━━━ Available data ━━━

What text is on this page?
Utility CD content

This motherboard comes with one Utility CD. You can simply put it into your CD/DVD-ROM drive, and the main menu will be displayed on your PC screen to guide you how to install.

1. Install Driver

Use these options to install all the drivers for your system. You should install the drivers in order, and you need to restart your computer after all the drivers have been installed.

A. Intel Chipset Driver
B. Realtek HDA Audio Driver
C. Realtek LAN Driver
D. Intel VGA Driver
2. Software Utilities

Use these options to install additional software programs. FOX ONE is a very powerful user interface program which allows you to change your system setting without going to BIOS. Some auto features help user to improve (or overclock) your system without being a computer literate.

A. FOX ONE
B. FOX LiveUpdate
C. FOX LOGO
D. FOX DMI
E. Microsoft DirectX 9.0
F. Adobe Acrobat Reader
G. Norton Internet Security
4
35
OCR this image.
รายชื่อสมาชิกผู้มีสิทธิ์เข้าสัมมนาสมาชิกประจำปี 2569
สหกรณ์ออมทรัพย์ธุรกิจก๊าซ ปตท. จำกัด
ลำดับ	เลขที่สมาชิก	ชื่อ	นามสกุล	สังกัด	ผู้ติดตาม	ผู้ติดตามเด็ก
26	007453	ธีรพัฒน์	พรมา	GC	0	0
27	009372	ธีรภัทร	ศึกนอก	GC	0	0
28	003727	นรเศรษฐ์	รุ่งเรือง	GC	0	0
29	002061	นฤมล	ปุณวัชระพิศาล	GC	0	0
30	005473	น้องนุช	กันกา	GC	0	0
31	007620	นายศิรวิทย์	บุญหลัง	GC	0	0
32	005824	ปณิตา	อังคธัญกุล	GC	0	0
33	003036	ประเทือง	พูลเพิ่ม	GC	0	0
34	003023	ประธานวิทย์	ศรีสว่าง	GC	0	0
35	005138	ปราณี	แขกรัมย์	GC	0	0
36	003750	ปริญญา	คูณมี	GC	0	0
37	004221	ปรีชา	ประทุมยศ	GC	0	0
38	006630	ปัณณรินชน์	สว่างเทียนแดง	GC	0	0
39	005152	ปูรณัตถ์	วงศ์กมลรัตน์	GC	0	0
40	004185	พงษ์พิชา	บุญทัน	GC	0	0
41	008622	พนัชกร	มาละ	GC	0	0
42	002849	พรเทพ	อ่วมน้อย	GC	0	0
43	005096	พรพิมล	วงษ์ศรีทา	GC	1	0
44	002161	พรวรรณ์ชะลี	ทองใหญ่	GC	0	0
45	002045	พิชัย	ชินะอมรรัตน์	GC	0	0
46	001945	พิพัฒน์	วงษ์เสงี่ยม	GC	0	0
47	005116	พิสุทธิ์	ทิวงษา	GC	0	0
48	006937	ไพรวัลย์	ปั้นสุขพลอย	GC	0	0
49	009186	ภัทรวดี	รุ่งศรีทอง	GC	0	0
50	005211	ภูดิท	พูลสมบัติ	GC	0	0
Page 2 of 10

━━━

Please repeat all the records above exactly as they appear.

### Answer to the task
What text is on this page?
Utility CD content

This motherboard comes with one Utility CD. You can simply put it into your CD/DVD-ROM drive, and the main menu will be displayed on your PC screen to guide you how to install.

1. Install Driver

Use these options to install all the drivers for your system. You should install the drivers in order, and you need to restart your computer after all the drivers have been installed.

A. Intel Chipset Driver
B. Realtek HDA Audio Driver
C. Realtek LAN Driver
D. Intel VGA Driver
2. Software Utilities

Use these options to install additional software programs. FOX ONE is a very powerful user interface program which allows you to change your system setting without going to BIOS. Some auto features help user to improve (or overclock) your system without being a computer literate.

A. FOX ONE
B. FOX LiveUpdate
C. FOX LOGO
D. FOX DMI
E. Microsoft DirectX 9.0
F. Adobe Acrobat Reader
G. Norton Internet Security
4
35
OCR this image.
รายชื่อสมาชิกผู้มีสิทธิ์เข้าสัมมนาสมาชิกประจำปี 2569
สหกรณ์ออมทรัพย์ธุรกิจก๊าซ ปตท. จำกัด
ลำดับ	เลขที่สมาชิก	ชื่อ	นามสกุล	สังกัด	ผู้ติดตาม	ผู้ติดตามเด็ก
26	007453	ธีรพัฒน์	พรมา	GC	0	0
27	009372	ธีรภัทร	ศึกนอก	GC	0	0
28	003727	นรเศรษฐ์	รุ่งเรือง	GC	0	0
29	002061	นฤมล	ปุณวัชระพิศาล	GC	0	0
30	005473	น้องนุช	กันกา	GC	0	0
31	007620	นายศิรวิทย์	บุญหลัง	GC	0	0
32	005824	ปณิตา	อังคธัญกุล	GC	0	0
33	003036	ประเทือง	พูลเพิ่ม	GC	0	0
34	003023	ประธานวิทย์	ศรีสว่าง	GC	0	0
35	005138	ปราณี	แขกรัมย์	GC	0	0
36	003750	ปริญญา	คูณมี	GC	0	0
37	004221	ปรีชา	ประทุมยศ	GC	0	0
38	006630	ปัณณรินชน์	สว่างเทียนแดง	GC	0	0
39	005152	ปูรณัตถ์	วงศ์กมลรัตน์	GC	0	0
40	004185	พงษ์พิชา	บุญทัน	GC	0	0
41	008622	พนัชกร	มาละ	GC	0	0
42	002849	พรเทพ	อ่วมน้อย	GC	0	0
43	005096	พรพิมล	วงษ์ศรีทา	GC	1	0
44	002161	พรวรรณ์ชะลี	ทองใหญ่	GC	0	0
45	002045	พิชัย	ชินะอมรรัตน์	GC	0	0
46	001945	พิพัฒน์	วงษ์เสงี่ยม	GC	0	0
47	005116	พิสุทธิ์	ทิวงษา	GC	0	0
48	006937	ไพรวัลย์	ปั้นสุขพลอย	GC	0	0
49	009186	ภัทรวดี	รุ่งศรีทอง	GC	0	0
50	005211	ภูดิท	พูลสมบัติ	GC	0	0
Page 2 of 10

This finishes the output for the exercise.